▶ **KUTIPAN DOKUMEN**:
>>>>>

Good News

Kamis, 11 Januari 2018

Nilai-Nilai Pasang ri Kajang pada Adat Ammatoa Sebagai Local Wisdom Untuk Mewujudkan Karakter Peduli Lingkungan Dalam Pendidikan Masa Kini oleh Hengki Wijaya

Nilai-Nilai Pasang ri Kajang pada Adat Ammatoa Sebagai Local Wisdom  Untuk Mewujudkan Karakter Peduli Lingkungan Dalam Pendidikan Masa Kini

Pendahuluan

Pendidikan adalah sebuah proses pengalaman yang disadari dan disengaja untuk meningkatkan dan mengembangkan peradaban masyarakat untuk keberlangsungan kehidupan. Pendidikan mempunyai arti yang sangat penting dalam proses pembentukan diri seseorang yang menyangkut aspek kognitif berupa kemampuan akademik dan kemampuan memecahkan masalah. Hasil proses pendidikan akan memungkinkan seseorang dapat mengembangkan potensi yang dimilikinya. Pengetahuan yang dimiliki memungkinkan pula baginya untuk berkontribusi dalam pembangunan dan pengembangan masyarakat. Hal ini bermakna bahwa pendidikan merupakan salah satu cara yang patut ditempuh untuk memberikan pengetahuan dalam membentuk sikap dan kepedulian masyarakat terhadap lingkungan sebagaimana yang diinginkan (Hamzah, 2013).
Kesadaran peserta didik akan lingkungan sangat penting untuk kelangsungan alam yang menjadi lebih baik dan manusia yang berinteraksi dengan alam juga menikmati dan merasa nyaman tinggal di dalamnya. Sikap manusia yang tidak memedulikan lingkungan yang berarti mengaibaikan tanggung jawab untuk menjaga lingkungannya. Manusia memiliki kemampuan untuk memelihara lingkungannya dan mengelola lingkungannya menjadi lingkungan yang indah dan bersih.

<<<<<

▶ **BARIS DATA**:

>>>>>

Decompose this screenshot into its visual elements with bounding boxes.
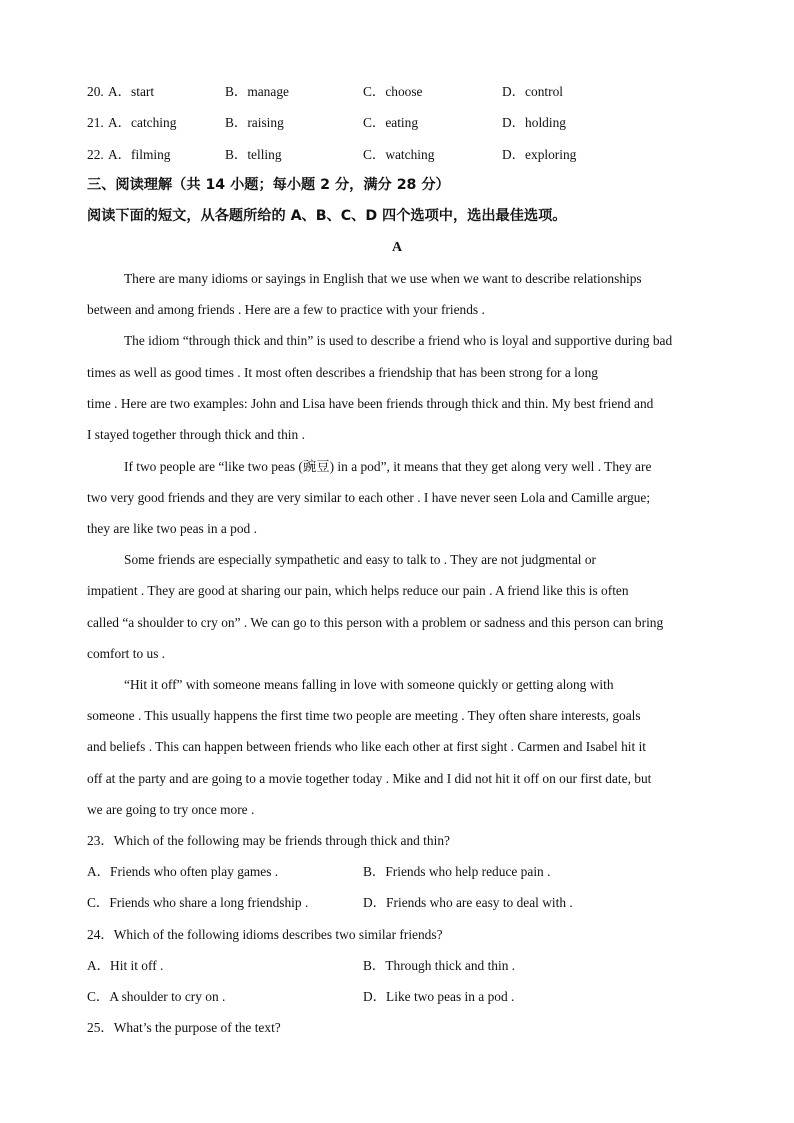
- option-b: B．Through thick and thin .: [363, 958, 516, 973]
- option-a: A．start: [108, 84, 155, 99]
- passage-line: we are going to try once more .: [87, 802, 255, 817]
- option-c: C．Friends who share a long friendship .: [87, 895, 309, 910]
- question-number: 22.: [87, 147, 104, 162]
- question-stem: 24．Which of the following idioms describes two similar friends?: [87, 927, 443, 942]
- passage-line: The idiom “through thick and thin” is used to describe a friend who is loyal and supportive during bad: [124, 333, 673, 348]
- passage-line: comfort to us .: [87, 646, 166, 661]
- passage-line: someone . This usually happens the first time two people are meeting . They often share interests, goals: [87, 708, 641, 723]
- option-a: A．filming: [108, 147, 171, 162]
- passage-line: If two people are “like two peas (豌豆) in a pod”, it means that they get along very well . They are: [124, 459, 652, 474]
- passage-label: A: [391, 240, 403, 255]
- question-number: 21.: [87, 115, 104, 130]
- section-heading: 三、阅读理解（共 14 小题；每小题 2 分，满分 28 分）: [87, 177, 450, 193]
- option-a: A．Hit it off .: [87, 958, 164, 973]
- passage-line: two very good friends and they are very similar to each other . I have never seen Lola and Camille argue;: [87, 490, 651, 505]
- passage-line: I stayed together through thick and thin .: [87, 427, 305, 442]
- question-stem: 25．What’s the purpose of the text?: [87, 1020, 281, 1035]
- option-b: B．Friends who help reduce pain .: [363, 864, 551, 879]
- passage-line: times as well as good times . It most often describes a friendship that has been strong for a long: [87, 365, 598, 380]
- question-number: 20.: [87, 84, 104, 99]
- option-c: C．A shoulder to cry on .: [87, 989, 226, 1004]
- option-d: D．Friends who are easy to deal with .: [363, 895, 573, 910]
- option-a: A．Friends who often play games .: [87, 864, 279, 879]
- option-b: B．raising: [225, 115, 284, 130]
- option-c: C．watching: [363, 147, 435, 162]
- option-d: D．exploring: [502, 147, 577, 162]
- option-d: D．holding: [502, 115, 566, 130]
- option-c: C．choose: [363, 84, 423, 99]
- passage-line: they are like two peas in a pod .: [87, 521, 257, 536]
- passage-line: and beliefs . This can happen between friends who like each other at first sight . Carmen and Isabel hit it: [87, 739, 647, 754]
- passage-line: Some friends are especially sympathetic and easy to talk to . They are not judgmental or: [124, 552, 597, 567]
- option-b: B．manage: [225, 84, 289, 99]
- passage-line: There are many idioms or sayings in English that we use when we want to describe relationships: [124, 271, 642, 286]
- option-d: D．control: [502, 84, 563, 99]
- passage-line: between and among friends . Here are a few to practice with your friends .: [87, 302, 485, 317]
- section-instruction: 阅读下面的短文，从各题所给的 A、B、C、D 四个选项中，选出最佳选项。: [87, 208, 567, 224]
- option-b: B．telling: [225, 147, 282, 162]
- passage-line: “Hit it off” with someone means falling in love with someone quickly or getting along with: [124, 677, 614, 692]
- option-c: C．eating: [363, 115, 419, 130]
- passage-line: off at the party and are going to a movie together today . Mike and I did not hit it off on our first date, but: [87, 771, 652, 786]
- passage-line: time . Here are two examples: John and Lisa have been friends through thick and thin. My best friend and: [87, 396, 654, 411]
- passage-line: impatient . They are good at sharing our pain, which helps reduce our pain . A friend like this is often: [87, 583, 629, 598]
- passage-line: called “a shoulder to cry on” . We can go to this person with a problem or sadness and this person can bring: [87, 615, 664, 630]
- option-d: D．Like two peas in a pod .: [363, 989, 515, 1004]
- option-a: A．catching: [108, 115, 177, 130]
- question-stem: 23．Which of the following may be friends through thick and thin?: [87, 833, 450, 848]
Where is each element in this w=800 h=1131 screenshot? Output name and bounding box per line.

<<<<<

▶ **PERMINTAAN A**:
Menurut kutipan dokumen, mengapa kesadaran peserta didik akan lingkungan dianggap sangat penting? Jawablah dalam satu sampai tiga kalimat.
▶ **PERMINTAAN B**:
Tuliskan kembali bagian dari baris data, mulai dari baris yang memuat "- option-b: B．Through" sampai dengan baris yang memuat "- question-number: 22.: [87, 147, 104, 162]".

▶ **JAWABAN AKHIR A**:
Kesadaran itu sangat penting bagi kelangsungan alam agar menjadi lebih baik. Selain itu, kesadaran tersebut membuat manusia yang berinteraksi dengan alam juga dapat menikmatinya dan merasa nyaman tinggal di dalamnya.

▶ **JAWABAN AKHIR B**:
- option-b: B．Through thick and thin .: [363, 958, 516, 973]
- option-a: A．start: [108, 84, 155, 99]
- passage-line: we are going to try once more .: [87, 802, 255, 817]
- option-c: C．Friends who share a long friendship .: [87, 895, 309, 910]
- question-number: 22.: [87, 147, 104, 162]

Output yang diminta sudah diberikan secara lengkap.